● **Page extract**:
════════════════

When deciding that you want a new website, whether that is in WordPress or Shopify, there are often two routes that you can choose to go down – template or custom design. Both of these have their pros and cons, which I am going to detail below…

 

Template Design

Effectively a template design is a ‘generic’, pre-built site that is based around a set of pre-defined boxes in which you can place your content. These are available for anyone to purchase, and the owner can tweak the colour palette, add logos, and can usually move around the content in a sort of square, puzzle-like format. This is done either with the help of a developer and by using an in-built Content Management System (CMS). In most cases, these pre-built designs are not very flexible, and you are limited to the parameters set by the template.

The main positive of these limitations is that template websites are cheaper to create because they have already been built, and therefore setting them up is much quicker. However, this also brings with it several drawbacks. As the customisation is very limited, it is difficult to consistently apply your brand image and identity across the site. Alongside this, the layout functionality and the navigation of the site may not be perfectly suited to the purpose of the site, which can have a detrimental effect on the overall user experience.

Another problem that resonates more with the success of your business is that many of these templates are built using outdated, and often substandard code. This can have a negative effect on Search Engine Optimisation (SEO) because finding and indexing the keys words search engines like Google use is made substantially more difficult. These issues can also have an effect on the sites compatibility with browsers, which in turn can increase the lading time for specific pages – something that can be infuriating for the user.

To summarise:

Pros:

  • Relatively inexpensive
  • Can be built quickly

Cons

  • Difficult to find a template exactly matching your needs.

════════════════

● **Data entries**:
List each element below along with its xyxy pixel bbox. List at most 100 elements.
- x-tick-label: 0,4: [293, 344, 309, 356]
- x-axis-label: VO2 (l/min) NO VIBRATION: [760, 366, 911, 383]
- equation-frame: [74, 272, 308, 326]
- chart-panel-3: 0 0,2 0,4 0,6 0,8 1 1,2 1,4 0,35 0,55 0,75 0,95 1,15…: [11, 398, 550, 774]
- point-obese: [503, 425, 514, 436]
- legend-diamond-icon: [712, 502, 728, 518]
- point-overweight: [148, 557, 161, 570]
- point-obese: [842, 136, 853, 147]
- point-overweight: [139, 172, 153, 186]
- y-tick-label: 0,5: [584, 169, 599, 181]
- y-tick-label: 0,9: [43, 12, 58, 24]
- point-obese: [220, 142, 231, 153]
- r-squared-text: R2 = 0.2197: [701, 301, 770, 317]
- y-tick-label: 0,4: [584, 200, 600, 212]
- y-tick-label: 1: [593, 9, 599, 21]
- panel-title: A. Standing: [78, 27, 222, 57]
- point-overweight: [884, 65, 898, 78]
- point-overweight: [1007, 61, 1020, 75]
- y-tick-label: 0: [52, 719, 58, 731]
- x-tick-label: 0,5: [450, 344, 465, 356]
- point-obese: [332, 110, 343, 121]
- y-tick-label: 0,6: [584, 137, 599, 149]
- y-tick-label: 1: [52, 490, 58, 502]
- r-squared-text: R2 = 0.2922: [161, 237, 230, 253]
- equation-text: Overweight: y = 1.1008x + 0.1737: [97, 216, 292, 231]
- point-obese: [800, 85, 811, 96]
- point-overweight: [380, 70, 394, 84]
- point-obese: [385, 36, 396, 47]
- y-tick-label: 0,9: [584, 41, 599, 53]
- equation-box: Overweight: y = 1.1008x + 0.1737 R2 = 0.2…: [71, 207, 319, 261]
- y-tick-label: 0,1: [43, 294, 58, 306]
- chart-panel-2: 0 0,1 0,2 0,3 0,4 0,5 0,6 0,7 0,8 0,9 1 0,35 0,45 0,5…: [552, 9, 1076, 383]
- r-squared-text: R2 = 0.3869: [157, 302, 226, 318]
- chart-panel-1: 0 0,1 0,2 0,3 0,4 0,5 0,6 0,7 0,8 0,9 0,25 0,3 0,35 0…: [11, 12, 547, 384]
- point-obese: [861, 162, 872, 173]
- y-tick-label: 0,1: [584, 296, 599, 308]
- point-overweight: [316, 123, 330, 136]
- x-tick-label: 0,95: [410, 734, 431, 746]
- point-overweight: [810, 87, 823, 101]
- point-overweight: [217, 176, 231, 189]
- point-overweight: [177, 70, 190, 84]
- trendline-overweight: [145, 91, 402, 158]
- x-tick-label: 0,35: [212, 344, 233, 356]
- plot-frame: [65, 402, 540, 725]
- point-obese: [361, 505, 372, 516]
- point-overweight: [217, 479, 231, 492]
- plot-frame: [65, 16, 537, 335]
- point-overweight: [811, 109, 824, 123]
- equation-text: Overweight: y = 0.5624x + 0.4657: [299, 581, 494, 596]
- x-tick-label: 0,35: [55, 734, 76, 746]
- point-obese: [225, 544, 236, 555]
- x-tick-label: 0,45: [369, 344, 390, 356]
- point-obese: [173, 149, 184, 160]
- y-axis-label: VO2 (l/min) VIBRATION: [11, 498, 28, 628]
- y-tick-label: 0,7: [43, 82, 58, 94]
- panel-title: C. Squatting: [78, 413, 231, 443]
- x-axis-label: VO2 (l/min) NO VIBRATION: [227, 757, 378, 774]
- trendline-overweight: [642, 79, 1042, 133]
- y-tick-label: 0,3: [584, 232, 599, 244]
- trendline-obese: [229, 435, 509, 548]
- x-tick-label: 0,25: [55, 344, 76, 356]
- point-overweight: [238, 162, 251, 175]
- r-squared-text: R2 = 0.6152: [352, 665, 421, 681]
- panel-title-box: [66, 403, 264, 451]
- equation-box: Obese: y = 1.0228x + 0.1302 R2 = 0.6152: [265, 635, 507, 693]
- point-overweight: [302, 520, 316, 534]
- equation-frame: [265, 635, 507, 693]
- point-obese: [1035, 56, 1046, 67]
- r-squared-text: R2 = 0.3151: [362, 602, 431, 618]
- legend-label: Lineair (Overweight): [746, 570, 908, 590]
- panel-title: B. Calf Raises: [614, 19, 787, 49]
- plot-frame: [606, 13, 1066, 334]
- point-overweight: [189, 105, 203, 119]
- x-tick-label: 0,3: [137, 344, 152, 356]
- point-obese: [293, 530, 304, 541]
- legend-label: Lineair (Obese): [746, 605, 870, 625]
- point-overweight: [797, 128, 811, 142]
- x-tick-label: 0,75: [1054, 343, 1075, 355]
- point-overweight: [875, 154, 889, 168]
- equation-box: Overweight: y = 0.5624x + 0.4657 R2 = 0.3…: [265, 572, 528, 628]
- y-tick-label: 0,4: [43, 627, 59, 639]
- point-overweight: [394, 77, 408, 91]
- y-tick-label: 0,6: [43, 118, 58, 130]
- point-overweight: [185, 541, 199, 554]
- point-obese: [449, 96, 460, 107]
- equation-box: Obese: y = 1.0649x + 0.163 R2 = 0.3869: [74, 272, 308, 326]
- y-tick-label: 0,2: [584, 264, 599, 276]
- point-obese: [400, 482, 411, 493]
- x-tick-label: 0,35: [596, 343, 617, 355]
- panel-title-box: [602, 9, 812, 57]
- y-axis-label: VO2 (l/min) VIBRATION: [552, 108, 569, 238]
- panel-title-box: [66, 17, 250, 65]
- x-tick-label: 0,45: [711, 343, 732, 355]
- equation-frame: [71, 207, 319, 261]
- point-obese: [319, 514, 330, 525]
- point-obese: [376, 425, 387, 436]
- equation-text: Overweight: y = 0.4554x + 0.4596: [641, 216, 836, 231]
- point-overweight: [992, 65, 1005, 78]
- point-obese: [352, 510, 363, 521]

════════════════

● **Required actions**:
1. Using the website design text, decide whether each statement agrees with it. Answer yes or no, and quote the words from the text that decide it.
(a) A template design can be bought only by a single owner.
(b) Template websites are quicker to set up because they are already built.
(c) The code used in many templates can harm search engine optimization.
2. Answer these questions from the website design text.
(a) Which two platforms does the text name for a new website?
(b) What does the abbreviation CMS stand for?
(c) What drawback appears under "Cons" in the summary?

● **Solutions to the tasks**:
1.
(a) No: "These are available for anyone to purchase"
(b) Yes: "template websites are cheaper to create because they have already been built, and therefore setting them up is much quicker"
(c) Yes: "many of these templates are built using outdated, and often substandard code. This can have a negative effect on Search Engine Optimisation (SEO)"

2.
(a) WordPress and Shopify
(b) Content Management System
(c) It is difficult to find a template that exactly matches your needs.